## Exercise goal
Give the number of lines in the data that hold the word "Density", and nothing else.

## Dataset items
Begin

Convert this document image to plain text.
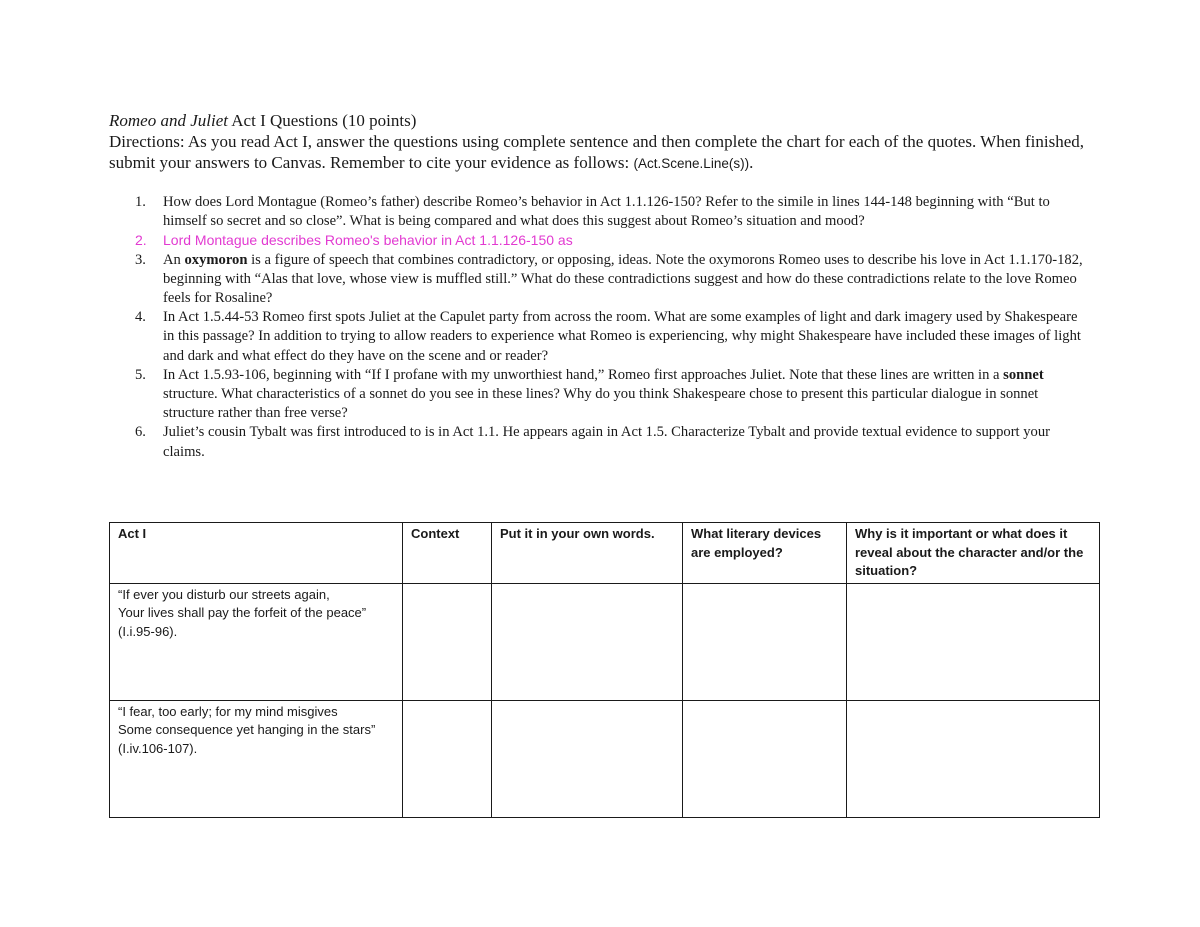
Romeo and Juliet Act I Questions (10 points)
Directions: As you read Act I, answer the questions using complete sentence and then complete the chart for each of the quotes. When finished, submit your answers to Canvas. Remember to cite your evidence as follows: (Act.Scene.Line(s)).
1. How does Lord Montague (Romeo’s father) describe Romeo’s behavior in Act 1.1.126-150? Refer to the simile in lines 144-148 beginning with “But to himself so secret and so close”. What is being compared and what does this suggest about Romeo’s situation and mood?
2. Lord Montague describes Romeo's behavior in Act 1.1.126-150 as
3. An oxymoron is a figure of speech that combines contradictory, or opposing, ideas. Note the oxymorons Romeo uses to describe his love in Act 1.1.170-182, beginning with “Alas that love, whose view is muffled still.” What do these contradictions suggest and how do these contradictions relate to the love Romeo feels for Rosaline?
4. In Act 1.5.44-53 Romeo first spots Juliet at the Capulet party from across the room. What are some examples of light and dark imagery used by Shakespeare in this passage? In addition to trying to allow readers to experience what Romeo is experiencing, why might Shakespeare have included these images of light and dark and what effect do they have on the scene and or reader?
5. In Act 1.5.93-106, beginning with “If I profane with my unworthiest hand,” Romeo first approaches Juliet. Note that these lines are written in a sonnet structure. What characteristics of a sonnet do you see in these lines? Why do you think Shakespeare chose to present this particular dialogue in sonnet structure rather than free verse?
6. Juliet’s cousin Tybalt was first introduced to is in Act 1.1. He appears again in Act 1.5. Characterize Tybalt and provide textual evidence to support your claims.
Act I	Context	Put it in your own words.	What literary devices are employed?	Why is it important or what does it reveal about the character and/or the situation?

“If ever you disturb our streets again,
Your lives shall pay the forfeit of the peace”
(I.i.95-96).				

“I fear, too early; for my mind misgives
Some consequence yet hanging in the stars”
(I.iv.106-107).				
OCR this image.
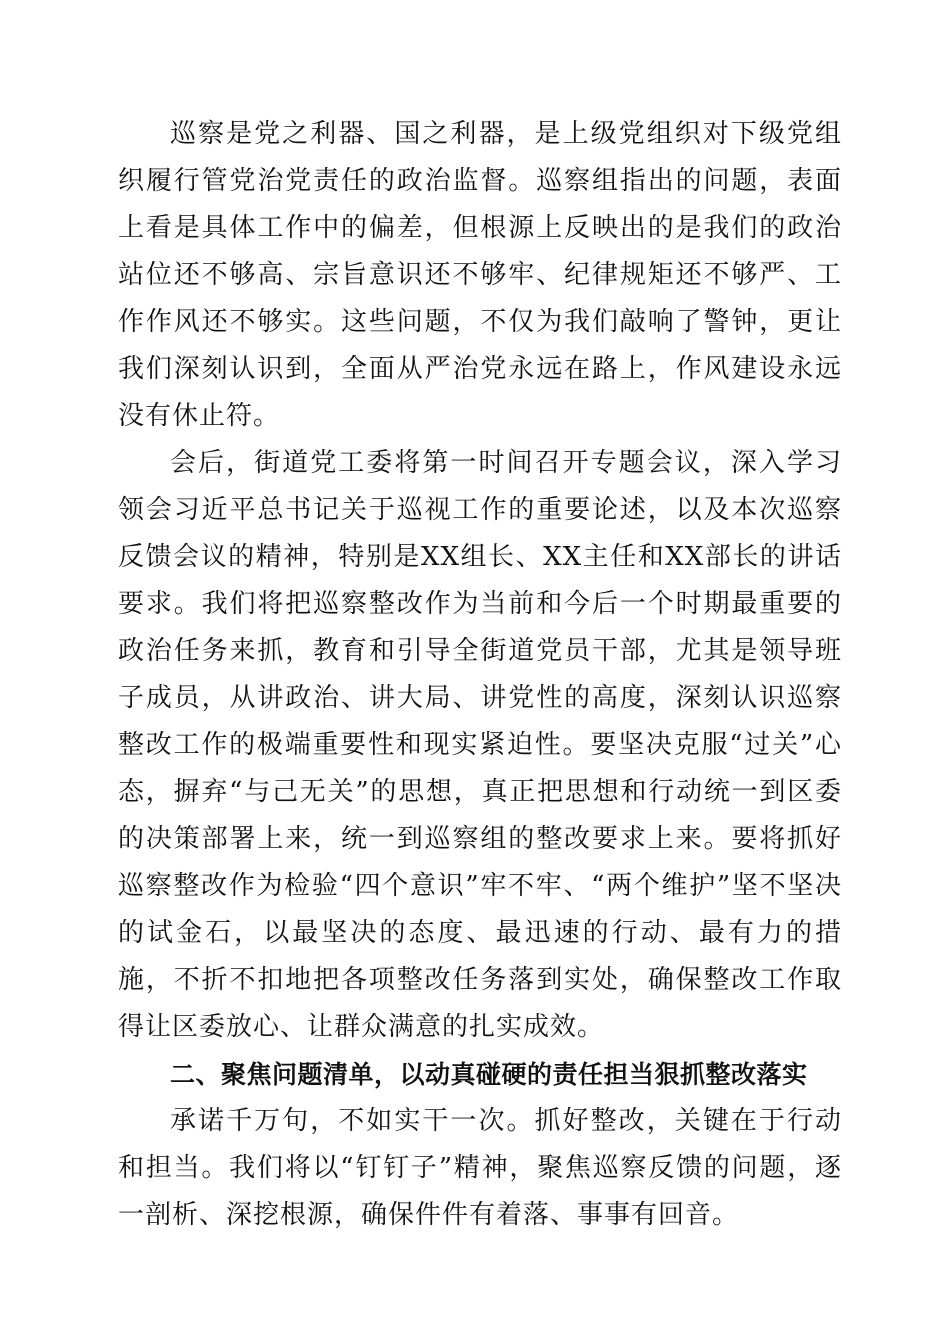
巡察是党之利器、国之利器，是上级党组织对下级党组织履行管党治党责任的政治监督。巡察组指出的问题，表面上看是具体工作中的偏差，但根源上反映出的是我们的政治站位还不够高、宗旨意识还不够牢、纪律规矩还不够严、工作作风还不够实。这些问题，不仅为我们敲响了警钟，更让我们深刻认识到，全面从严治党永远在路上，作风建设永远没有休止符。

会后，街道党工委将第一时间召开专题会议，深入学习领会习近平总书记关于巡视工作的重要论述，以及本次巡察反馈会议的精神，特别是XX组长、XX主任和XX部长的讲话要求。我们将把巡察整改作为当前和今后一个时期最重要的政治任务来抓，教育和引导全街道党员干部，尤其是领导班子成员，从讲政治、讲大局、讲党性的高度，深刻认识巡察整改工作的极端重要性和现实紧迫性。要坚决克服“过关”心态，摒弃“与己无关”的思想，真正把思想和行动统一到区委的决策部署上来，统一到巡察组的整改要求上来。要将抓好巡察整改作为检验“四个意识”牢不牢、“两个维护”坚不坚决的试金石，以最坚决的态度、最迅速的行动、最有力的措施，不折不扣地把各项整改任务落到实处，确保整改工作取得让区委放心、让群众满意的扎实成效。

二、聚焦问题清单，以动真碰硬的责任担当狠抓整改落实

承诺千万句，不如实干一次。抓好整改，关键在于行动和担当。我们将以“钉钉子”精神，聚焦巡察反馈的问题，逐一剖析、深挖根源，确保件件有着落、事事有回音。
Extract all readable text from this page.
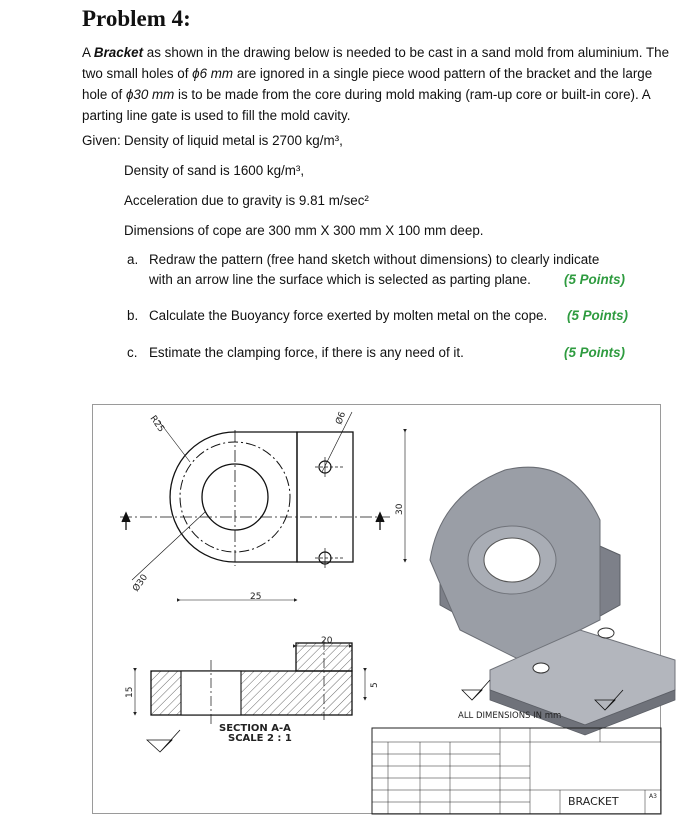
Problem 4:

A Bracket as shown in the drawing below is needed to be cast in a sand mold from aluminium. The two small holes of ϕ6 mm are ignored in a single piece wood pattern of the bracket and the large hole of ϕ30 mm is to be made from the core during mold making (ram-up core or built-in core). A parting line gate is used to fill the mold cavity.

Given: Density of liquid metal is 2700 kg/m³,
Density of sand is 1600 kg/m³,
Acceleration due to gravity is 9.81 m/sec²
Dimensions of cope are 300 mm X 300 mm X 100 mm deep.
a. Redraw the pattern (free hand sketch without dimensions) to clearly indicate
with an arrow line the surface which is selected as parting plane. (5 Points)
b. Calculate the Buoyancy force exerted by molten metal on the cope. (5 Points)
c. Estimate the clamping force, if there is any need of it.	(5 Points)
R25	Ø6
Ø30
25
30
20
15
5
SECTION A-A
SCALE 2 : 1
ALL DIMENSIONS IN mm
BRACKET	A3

End

## Task output
2